(Dataset listings of figures)
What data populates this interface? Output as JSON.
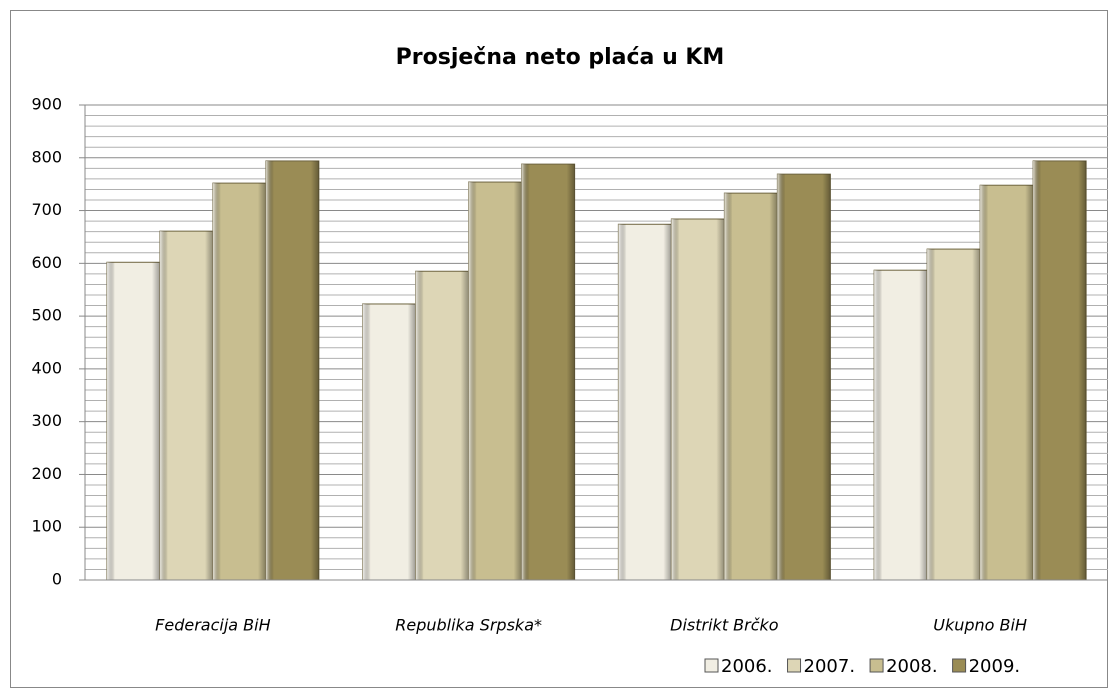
{
  "chart_data": {
    "type": "bar",
    "title": "Prosječna neto plaća u KM",
    "categories": [
      "Federacija  BiH",
      "Republika Srpska*",
      "Distrikt  Brčko",
      "Ukupno BiH"
    ],
    "series": [
      {
        "name": "2006.",
        "color": "#f1eee3",
        "values": [
          602,
          523,
          674,
          587
        ]
      },
      {
        "name": "2007.",
        "color": "#ddd6b6",
        "values": [
          661,
          585,
          684,
          627
        ]
      },
      {
        "name": "2008.",
        "color": "#c8be90",
        "values": [
          752,
          754,
          733,
          748
        ]
      },
      {
        "name": "2009.",
        "color": "#9a8c55",
        "values": [
          794,
          788,
          769,
          794
        ]
      }
    ],
    "ylim": [
      0,
      900
    ],
    "yticks": [
      0,
      100,
      200,
      300,
      400,
      500,
      600,
      700,
      800,
      900
    ],
    "grid": true,
    "legend": "bottom-right"
  }
}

■ **Description of the task**: Report the number of lines of the listing above that hold the string "name", with no other text.

■ **Worked answer**: 4